Problem to solve - Tally the lines in the listing below that include "Picea". Answer with the count and nothing more.

Provided data -
====

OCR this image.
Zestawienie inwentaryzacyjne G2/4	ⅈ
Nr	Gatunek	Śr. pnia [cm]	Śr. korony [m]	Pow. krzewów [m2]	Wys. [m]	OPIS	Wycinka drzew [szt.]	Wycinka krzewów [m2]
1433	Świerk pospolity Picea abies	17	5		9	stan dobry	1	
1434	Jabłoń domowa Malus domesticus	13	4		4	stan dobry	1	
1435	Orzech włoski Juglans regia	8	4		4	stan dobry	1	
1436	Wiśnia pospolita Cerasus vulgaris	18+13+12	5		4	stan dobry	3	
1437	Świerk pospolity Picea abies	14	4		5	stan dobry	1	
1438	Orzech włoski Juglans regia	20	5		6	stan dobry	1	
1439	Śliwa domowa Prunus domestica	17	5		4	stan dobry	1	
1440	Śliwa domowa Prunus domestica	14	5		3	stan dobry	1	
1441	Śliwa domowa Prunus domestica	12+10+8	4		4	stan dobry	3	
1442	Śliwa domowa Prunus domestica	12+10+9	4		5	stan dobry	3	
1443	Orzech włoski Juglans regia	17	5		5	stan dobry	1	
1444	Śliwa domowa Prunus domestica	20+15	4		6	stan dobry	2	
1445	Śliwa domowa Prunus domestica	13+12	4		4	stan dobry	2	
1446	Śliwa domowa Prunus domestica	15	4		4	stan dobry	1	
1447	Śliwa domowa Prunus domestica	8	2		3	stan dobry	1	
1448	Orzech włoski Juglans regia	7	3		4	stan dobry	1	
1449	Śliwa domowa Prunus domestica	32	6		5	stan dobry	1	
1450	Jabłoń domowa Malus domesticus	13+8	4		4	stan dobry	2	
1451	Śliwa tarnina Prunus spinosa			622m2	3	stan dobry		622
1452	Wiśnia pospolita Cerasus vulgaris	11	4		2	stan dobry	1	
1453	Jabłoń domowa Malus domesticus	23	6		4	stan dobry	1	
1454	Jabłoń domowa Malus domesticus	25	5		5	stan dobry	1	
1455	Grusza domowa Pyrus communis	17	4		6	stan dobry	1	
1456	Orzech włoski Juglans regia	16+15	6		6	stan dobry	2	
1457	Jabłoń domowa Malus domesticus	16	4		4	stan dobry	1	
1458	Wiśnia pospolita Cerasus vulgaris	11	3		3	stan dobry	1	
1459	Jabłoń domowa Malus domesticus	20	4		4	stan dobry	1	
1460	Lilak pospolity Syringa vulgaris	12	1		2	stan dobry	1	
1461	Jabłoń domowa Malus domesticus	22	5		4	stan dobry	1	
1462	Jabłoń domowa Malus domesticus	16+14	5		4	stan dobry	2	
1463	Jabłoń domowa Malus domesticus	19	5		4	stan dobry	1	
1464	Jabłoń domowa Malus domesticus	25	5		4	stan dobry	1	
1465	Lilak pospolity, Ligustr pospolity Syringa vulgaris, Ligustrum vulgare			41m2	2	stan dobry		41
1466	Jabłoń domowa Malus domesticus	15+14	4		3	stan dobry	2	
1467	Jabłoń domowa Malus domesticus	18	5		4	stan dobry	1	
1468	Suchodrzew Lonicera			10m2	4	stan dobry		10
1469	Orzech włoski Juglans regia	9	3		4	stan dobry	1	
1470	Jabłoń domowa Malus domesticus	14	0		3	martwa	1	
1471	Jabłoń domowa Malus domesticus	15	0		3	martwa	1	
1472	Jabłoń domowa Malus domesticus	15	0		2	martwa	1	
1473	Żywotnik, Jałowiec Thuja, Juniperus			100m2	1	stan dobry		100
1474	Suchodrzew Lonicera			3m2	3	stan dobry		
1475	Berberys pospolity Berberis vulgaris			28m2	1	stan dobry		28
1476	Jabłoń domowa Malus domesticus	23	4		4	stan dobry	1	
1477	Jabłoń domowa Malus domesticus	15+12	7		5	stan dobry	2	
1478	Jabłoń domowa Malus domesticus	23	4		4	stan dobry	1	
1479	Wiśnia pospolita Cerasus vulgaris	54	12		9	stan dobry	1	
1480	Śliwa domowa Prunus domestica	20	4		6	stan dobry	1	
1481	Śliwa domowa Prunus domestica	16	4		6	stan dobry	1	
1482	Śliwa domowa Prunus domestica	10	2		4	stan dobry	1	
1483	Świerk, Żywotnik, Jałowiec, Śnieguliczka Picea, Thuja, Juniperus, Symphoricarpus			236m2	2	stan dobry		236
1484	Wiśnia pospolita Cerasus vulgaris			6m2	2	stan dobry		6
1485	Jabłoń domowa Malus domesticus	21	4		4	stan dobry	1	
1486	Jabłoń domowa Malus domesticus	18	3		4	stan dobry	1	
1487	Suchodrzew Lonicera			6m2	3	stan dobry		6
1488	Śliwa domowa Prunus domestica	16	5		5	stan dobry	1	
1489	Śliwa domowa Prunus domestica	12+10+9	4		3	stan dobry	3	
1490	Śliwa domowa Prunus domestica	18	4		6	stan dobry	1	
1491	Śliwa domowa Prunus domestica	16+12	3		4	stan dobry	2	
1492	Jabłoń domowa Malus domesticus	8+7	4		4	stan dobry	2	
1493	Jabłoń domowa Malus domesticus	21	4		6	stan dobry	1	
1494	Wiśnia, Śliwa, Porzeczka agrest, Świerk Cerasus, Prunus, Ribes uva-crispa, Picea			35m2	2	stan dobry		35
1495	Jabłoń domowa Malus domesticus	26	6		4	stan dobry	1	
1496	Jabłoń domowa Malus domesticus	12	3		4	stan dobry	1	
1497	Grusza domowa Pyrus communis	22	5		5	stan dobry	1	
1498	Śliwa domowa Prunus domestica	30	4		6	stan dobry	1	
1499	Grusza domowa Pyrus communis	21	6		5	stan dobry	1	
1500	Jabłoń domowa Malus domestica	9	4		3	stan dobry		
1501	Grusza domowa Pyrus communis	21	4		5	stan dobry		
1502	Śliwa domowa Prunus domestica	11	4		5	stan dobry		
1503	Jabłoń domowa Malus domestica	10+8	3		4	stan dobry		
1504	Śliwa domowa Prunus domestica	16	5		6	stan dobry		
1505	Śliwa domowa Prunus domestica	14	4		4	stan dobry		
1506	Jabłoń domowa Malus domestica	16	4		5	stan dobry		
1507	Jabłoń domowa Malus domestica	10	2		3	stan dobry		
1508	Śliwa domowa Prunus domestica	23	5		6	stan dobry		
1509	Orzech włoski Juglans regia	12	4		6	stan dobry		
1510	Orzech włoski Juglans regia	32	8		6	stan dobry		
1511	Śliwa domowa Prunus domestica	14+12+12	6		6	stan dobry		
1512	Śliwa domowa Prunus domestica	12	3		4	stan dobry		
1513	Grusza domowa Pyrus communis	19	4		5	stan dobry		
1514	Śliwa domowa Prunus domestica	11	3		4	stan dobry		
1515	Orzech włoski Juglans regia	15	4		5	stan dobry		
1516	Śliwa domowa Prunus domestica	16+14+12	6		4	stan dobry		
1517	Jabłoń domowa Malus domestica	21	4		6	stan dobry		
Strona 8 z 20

====

Output for this exercise - 4